• **TASK GOAL**: List each line from the rows below that contains the string "header", copying every such line in full.

• **MATERIAL**:

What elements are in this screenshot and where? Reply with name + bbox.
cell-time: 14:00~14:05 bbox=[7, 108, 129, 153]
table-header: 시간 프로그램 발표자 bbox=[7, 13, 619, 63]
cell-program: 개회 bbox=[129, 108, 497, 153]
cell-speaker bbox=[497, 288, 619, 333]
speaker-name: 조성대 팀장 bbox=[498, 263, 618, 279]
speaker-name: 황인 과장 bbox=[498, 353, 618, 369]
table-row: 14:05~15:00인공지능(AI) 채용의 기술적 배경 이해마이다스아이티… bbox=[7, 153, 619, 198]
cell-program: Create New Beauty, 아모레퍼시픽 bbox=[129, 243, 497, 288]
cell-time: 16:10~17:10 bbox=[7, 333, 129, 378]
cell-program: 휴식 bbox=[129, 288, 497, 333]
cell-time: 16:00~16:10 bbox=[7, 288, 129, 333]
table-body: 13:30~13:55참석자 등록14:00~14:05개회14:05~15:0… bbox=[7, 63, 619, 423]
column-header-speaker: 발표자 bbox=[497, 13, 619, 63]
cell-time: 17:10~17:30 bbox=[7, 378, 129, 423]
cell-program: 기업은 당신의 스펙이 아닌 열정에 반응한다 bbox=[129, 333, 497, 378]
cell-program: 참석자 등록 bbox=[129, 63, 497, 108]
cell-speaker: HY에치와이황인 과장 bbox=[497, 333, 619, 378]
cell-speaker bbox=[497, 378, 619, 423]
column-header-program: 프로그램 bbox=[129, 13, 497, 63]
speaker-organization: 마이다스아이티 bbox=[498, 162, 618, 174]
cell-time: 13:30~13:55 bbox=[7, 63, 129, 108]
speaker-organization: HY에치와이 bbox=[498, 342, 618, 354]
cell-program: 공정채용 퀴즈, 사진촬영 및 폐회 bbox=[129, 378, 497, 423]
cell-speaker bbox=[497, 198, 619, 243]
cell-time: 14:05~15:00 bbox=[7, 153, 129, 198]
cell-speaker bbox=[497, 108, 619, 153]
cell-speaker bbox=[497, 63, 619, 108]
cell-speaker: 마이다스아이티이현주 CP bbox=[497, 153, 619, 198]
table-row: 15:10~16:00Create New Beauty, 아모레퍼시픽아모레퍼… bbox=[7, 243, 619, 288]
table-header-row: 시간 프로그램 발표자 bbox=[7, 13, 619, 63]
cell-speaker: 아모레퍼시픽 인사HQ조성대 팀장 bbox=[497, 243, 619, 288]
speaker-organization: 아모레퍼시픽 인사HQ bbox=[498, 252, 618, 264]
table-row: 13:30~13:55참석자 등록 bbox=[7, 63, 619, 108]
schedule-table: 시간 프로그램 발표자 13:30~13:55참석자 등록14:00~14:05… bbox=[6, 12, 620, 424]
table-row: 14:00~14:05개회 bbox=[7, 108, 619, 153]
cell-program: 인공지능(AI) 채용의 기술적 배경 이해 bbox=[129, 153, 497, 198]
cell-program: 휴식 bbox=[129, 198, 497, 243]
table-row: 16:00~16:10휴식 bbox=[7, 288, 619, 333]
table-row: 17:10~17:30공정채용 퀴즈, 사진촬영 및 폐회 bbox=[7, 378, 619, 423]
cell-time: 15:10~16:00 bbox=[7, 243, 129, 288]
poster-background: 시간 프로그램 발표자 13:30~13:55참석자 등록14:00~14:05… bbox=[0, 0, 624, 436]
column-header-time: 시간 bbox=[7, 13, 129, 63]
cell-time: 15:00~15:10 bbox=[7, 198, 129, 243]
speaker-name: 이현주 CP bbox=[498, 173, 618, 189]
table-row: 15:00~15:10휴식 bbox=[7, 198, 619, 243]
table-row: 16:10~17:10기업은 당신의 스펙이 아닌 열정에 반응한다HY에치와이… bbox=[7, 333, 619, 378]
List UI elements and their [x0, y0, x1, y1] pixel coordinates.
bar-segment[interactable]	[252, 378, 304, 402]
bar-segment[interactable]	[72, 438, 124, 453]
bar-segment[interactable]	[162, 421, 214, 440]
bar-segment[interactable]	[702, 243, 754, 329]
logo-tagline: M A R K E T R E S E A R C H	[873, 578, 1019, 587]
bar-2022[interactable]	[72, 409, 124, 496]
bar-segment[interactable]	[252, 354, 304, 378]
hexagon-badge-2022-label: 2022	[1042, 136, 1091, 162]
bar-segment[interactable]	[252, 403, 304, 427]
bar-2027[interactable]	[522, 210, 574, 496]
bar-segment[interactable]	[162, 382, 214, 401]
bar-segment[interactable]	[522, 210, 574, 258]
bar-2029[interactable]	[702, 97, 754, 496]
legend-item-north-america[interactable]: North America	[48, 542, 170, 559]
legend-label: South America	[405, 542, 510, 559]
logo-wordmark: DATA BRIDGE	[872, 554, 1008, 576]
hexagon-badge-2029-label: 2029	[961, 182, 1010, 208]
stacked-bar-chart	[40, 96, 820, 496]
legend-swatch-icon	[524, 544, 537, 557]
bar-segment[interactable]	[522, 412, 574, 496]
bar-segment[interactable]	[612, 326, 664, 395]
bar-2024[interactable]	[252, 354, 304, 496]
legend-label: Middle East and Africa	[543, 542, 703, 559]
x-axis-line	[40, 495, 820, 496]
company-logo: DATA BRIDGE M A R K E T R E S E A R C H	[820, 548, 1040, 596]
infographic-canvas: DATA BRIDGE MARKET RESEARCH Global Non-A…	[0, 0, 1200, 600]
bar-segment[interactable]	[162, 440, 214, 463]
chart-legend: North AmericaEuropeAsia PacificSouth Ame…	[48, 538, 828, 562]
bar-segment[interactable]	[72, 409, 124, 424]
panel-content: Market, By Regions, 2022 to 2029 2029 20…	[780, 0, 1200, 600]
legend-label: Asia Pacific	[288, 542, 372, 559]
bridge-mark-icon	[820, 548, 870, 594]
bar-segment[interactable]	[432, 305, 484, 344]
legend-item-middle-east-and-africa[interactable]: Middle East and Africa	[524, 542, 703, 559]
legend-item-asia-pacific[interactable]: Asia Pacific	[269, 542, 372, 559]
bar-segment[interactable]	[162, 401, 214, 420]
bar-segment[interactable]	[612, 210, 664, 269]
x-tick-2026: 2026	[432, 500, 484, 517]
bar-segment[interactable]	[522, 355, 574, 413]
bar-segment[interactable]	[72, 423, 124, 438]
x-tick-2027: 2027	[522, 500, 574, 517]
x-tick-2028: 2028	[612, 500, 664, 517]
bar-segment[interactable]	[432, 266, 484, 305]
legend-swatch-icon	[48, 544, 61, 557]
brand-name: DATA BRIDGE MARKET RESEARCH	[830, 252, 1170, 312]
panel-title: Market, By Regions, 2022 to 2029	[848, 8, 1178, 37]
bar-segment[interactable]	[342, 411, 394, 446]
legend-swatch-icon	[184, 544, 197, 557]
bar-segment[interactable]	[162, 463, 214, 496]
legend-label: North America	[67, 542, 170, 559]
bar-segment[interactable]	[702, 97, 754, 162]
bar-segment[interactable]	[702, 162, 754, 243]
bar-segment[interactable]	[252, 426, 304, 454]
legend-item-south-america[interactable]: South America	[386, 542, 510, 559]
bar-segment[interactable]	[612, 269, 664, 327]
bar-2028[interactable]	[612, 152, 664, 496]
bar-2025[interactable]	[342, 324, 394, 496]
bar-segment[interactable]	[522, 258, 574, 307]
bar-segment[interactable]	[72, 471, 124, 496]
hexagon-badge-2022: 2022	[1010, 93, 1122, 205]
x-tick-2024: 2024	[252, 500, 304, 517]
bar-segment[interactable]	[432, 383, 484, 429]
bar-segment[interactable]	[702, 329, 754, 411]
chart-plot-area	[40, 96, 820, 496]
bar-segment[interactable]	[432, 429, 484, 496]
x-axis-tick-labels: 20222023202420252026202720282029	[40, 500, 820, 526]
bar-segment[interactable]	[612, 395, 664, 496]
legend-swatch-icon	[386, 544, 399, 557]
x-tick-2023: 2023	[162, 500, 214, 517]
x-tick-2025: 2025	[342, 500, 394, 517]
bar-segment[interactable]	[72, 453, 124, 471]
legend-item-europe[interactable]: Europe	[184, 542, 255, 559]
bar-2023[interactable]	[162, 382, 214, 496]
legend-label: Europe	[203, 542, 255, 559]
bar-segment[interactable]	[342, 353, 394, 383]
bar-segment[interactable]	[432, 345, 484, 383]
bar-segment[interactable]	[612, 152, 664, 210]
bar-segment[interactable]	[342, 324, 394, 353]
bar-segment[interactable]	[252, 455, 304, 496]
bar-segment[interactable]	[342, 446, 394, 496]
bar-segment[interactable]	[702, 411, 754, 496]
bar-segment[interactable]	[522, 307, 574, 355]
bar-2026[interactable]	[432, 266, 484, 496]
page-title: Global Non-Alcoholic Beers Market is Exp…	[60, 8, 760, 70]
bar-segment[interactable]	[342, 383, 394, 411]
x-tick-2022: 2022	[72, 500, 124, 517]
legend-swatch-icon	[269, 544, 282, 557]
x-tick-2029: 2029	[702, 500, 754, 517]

• **RESULT OF THE EXERCISE**:
table-header: 시간 프로그램 발표자 bbox=[7, 13, 619, 63]
column-header-speaker: 발표자 bbox=[497, 13, 619, 63]
column-header-program: 프로그램 bbox=[129, 13, 497, 63]
table-header-row: 시간 프로그램 발표자 bbox=[7, 13, 619, 63]
column-header-time: 시간 bbox=[7, 13, 129, 63]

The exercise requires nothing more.